O que está em discussão aqui não é a efetividade de parar o trânsito, por exemplo, mas a reação dos partidários ao que eles consideram como baderna. Afirmar que essas pessoas estão apenas “provocando a polícia” é subestimá-las e, ao mesmo tempo, superestimar a polícia. Pior ainda é questionar a posição política dessas pessoas (“de que lado vocês estão”). Se nos comportarmos, os fascistas não vão nos atacar?

Historicamente, o enfrentamento a regimes fascistas exige táticas diferentes. Se alguém defende que nosso caso é diferente, o ônus é de quem afirma. Por que seria diferente?

Um governo ilegítimo não pode ser desfeito pelas vias legais. A mudança de natureza do governo implica necessariamente numa mudança da natureza das estratégias de luta.

□ □ □ □ □ □ □

**Tarefa proposta:** Segundo o texto para leitura, o que não pode ser desfeito pelas vias legais?

**Lista de entradas:**
□ □ □ □ □ □ □

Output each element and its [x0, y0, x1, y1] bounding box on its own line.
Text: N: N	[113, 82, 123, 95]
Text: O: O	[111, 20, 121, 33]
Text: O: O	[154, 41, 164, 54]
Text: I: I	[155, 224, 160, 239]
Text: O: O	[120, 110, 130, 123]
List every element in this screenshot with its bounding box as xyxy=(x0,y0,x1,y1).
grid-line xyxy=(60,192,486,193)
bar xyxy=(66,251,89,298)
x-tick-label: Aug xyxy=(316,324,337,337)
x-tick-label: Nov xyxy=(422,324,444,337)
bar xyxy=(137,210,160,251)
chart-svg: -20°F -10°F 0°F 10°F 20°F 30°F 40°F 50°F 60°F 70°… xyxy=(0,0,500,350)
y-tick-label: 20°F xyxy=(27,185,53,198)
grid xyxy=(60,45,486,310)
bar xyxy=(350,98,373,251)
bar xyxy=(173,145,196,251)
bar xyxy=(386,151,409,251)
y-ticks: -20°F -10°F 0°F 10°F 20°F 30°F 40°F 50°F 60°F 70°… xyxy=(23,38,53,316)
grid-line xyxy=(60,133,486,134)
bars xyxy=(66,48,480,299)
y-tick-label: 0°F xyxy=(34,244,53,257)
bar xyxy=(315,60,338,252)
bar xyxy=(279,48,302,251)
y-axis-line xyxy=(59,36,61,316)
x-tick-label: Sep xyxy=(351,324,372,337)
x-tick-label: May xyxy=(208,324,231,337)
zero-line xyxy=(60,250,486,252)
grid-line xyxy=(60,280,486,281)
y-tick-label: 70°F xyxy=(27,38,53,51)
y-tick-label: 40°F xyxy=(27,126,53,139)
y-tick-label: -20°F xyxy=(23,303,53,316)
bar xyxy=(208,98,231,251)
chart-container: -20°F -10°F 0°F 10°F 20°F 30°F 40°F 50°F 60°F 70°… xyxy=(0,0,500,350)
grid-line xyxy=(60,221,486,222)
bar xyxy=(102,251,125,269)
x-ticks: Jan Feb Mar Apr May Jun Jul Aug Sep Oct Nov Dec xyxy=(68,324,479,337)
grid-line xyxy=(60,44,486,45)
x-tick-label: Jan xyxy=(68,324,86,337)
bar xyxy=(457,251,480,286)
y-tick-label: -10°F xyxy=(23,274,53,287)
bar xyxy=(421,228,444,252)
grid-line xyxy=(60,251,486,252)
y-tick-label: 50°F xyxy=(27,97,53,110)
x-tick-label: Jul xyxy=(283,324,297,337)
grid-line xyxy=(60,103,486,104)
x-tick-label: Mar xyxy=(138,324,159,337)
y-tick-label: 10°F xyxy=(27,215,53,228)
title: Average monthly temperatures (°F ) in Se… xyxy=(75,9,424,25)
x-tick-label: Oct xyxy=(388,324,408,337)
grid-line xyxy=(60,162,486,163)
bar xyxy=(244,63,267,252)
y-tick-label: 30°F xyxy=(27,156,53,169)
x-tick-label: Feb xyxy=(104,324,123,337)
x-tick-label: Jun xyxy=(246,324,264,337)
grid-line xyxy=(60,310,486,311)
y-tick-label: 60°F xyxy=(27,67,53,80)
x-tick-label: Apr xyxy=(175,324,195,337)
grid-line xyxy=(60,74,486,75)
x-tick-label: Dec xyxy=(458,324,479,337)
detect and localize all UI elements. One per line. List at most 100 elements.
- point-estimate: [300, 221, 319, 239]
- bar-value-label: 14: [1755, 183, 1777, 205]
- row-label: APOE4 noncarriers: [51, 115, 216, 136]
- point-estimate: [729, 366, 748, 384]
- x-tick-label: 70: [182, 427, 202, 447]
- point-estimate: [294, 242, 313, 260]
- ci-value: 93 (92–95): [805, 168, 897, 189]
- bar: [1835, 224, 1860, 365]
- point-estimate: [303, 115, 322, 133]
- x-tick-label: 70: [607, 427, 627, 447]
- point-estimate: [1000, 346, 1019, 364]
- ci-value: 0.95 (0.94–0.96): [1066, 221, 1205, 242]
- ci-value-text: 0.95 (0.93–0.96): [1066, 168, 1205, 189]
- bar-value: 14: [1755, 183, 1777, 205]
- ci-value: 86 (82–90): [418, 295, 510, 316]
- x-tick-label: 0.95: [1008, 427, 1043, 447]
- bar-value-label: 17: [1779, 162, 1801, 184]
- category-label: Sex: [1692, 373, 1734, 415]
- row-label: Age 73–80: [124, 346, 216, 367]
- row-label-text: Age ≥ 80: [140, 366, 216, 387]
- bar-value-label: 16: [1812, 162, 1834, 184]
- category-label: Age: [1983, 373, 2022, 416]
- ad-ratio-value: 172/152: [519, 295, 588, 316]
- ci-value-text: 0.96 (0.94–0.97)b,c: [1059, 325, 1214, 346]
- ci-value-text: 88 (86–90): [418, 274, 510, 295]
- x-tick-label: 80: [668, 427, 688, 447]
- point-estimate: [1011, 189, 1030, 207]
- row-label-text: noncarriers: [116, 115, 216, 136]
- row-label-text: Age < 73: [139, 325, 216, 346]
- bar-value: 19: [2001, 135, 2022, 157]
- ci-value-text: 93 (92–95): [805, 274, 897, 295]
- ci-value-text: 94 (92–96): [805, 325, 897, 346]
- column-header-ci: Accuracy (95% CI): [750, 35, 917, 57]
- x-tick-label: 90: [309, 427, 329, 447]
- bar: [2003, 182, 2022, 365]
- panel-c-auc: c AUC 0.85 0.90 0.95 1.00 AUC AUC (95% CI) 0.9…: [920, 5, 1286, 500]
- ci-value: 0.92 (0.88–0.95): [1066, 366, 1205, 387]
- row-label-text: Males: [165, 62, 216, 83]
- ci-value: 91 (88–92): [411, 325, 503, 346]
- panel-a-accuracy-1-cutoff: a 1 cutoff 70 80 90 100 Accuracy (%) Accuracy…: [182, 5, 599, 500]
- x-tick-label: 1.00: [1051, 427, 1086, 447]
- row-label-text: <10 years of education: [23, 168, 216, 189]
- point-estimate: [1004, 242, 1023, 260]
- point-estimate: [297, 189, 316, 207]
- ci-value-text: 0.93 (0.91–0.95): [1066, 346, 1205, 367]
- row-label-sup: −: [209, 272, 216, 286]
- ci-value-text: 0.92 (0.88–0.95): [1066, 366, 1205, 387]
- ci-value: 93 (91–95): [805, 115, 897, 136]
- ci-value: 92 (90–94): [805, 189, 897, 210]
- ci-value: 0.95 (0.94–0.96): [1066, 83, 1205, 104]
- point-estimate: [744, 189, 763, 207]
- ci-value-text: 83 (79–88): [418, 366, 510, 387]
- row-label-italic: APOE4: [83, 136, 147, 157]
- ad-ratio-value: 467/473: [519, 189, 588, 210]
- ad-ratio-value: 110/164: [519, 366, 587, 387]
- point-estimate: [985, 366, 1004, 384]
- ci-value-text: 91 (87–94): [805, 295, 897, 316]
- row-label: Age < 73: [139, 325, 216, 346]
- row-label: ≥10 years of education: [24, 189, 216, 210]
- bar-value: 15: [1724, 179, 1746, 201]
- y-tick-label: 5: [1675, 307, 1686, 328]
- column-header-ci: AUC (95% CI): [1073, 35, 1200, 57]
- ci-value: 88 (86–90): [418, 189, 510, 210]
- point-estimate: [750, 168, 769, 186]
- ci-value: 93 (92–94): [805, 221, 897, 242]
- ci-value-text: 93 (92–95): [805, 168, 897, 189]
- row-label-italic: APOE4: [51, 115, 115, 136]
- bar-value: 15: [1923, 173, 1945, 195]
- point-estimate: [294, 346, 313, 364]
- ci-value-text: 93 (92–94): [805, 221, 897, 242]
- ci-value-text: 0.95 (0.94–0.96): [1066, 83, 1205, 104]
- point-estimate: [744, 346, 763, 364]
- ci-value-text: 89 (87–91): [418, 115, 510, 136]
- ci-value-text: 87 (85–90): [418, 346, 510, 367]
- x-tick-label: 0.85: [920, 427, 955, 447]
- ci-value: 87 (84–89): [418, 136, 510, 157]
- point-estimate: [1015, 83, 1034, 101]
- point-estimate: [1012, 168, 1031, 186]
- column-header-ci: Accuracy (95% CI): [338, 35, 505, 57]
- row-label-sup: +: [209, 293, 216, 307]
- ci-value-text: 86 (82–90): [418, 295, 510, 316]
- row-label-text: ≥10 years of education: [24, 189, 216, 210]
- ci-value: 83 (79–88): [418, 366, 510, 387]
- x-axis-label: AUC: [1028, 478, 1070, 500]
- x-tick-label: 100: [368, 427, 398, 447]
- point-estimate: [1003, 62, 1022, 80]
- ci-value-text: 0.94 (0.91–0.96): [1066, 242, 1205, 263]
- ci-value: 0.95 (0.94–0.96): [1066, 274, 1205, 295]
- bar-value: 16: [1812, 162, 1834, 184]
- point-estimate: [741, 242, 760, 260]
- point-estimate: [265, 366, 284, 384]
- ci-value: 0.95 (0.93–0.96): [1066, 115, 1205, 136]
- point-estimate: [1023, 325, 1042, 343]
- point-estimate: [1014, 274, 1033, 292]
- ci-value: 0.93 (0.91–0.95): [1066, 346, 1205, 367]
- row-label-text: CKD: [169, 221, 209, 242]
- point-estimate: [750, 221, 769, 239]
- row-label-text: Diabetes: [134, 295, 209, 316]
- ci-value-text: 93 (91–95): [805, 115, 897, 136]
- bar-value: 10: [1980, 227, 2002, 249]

□ □ □ □ □ □ □

**Resposta do exercício:** Um governo ilegítimo.